Check each line of the records below for the word "author" and copy those where it appears.

— Start TASK INPUTS —

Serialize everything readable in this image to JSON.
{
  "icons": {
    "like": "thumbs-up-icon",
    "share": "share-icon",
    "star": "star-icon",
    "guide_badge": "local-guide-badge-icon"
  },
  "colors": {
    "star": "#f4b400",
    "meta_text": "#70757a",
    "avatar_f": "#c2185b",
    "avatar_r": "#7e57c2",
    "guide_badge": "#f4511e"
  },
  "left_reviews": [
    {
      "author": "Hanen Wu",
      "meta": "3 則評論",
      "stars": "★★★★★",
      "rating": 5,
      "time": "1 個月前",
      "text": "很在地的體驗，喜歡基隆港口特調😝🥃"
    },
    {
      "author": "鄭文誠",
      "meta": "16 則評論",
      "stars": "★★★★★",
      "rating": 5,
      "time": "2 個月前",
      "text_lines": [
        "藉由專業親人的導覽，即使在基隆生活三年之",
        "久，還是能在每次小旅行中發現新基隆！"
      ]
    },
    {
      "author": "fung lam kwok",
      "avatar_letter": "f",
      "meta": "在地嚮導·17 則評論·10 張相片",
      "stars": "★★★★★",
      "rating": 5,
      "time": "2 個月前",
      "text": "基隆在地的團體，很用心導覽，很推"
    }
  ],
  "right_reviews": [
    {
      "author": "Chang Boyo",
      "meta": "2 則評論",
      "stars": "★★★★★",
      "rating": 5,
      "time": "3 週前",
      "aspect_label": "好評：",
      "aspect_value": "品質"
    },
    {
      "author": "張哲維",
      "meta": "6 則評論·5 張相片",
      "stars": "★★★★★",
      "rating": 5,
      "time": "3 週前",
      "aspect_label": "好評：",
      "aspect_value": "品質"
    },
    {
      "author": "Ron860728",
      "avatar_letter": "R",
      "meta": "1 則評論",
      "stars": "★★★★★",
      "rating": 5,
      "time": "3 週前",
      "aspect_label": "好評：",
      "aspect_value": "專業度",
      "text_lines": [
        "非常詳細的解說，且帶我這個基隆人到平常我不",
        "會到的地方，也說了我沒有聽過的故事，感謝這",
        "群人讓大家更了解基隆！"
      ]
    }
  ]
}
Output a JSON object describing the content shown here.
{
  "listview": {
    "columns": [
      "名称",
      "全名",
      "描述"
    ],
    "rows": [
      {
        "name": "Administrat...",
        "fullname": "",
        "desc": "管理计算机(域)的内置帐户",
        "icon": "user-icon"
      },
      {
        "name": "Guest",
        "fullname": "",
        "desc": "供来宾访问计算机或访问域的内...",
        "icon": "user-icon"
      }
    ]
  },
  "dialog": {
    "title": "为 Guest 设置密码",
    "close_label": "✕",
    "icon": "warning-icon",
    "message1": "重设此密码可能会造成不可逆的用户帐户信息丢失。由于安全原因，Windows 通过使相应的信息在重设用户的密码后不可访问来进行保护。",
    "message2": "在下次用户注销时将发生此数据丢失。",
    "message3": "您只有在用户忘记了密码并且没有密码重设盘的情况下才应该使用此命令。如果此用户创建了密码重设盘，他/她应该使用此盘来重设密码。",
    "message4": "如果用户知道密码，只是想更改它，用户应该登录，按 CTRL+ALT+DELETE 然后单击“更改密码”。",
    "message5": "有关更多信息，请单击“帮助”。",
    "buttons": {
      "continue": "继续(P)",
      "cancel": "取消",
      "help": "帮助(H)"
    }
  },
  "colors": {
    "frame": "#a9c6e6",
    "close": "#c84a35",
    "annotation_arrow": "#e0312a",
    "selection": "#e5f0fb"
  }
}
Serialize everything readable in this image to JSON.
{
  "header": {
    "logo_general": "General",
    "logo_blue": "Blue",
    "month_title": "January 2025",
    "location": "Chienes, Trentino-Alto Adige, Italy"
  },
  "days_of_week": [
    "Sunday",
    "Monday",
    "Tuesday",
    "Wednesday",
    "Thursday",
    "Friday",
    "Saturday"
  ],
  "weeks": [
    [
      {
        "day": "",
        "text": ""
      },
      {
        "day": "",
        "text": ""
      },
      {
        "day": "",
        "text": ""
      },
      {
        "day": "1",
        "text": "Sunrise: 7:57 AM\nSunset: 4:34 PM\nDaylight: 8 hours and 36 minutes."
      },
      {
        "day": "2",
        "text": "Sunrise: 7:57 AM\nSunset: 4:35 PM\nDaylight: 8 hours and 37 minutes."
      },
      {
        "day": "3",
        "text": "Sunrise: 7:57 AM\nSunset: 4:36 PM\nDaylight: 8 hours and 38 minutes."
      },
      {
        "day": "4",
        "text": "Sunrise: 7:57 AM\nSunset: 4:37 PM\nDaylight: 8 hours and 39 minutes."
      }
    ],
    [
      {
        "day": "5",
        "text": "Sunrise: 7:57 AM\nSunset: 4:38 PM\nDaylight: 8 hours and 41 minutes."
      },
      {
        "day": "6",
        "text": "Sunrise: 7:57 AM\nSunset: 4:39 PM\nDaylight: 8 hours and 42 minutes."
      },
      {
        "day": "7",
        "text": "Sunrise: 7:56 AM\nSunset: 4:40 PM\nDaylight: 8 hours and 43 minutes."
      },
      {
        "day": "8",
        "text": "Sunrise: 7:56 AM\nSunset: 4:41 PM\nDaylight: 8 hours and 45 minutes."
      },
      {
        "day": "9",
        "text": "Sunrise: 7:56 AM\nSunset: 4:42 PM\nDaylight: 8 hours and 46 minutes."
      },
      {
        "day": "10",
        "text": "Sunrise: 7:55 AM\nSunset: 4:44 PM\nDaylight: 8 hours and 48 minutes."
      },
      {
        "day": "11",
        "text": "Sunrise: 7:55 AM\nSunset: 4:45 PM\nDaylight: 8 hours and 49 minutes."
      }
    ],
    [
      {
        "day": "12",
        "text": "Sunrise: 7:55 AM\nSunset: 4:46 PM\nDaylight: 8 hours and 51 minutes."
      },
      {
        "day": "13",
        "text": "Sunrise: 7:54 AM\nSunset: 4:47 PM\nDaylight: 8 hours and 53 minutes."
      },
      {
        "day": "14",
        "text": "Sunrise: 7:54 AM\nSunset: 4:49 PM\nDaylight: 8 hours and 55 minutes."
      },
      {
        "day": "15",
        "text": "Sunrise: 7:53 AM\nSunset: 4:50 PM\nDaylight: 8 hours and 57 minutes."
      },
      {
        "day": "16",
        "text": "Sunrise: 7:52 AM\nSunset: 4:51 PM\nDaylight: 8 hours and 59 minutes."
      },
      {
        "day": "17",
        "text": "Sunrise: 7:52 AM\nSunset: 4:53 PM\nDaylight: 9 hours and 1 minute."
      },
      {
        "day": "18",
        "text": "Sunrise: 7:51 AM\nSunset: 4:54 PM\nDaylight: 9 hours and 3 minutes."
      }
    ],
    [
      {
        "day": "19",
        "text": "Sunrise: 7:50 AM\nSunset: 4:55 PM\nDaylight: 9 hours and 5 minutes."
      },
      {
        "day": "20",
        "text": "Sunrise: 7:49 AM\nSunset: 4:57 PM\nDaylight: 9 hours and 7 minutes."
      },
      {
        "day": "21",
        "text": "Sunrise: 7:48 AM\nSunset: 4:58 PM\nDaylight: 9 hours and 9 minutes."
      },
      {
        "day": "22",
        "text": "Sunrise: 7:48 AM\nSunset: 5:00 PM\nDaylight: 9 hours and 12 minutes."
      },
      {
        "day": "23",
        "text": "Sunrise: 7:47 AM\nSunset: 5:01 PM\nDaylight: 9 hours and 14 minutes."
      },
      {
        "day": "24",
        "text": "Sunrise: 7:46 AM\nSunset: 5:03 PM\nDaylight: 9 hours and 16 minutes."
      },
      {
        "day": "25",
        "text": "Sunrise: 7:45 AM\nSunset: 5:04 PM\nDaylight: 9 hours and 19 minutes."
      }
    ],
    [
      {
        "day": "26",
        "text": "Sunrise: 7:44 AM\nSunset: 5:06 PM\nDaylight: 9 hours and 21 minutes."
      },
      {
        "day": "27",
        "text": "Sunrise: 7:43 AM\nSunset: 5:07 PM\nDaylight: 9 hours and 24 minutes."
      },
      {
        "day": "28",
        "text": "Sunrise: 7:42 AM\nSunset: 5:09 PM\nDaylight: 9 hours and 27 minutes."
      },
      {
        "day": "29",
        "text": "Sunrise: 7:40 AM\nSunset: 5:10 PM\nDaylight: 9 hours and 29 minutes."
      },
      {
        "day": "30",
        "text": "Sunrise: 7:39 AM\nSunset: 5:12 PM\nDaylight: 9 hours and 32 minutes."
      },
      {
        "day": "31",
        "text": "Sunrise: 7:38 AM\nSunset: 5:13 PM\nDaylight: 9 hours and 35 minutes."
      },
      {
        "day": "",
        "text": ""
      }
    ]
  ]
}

— End TASK INPUTS —

» ANSWER FOR THE TASK:
      "author": "Hanen Wu",
      "author": "鄭文誠",
      "author": "fung lam kwok",
      "author": "Chang Boyo",
      "author": "張哲維",
      "author": "Ron860728",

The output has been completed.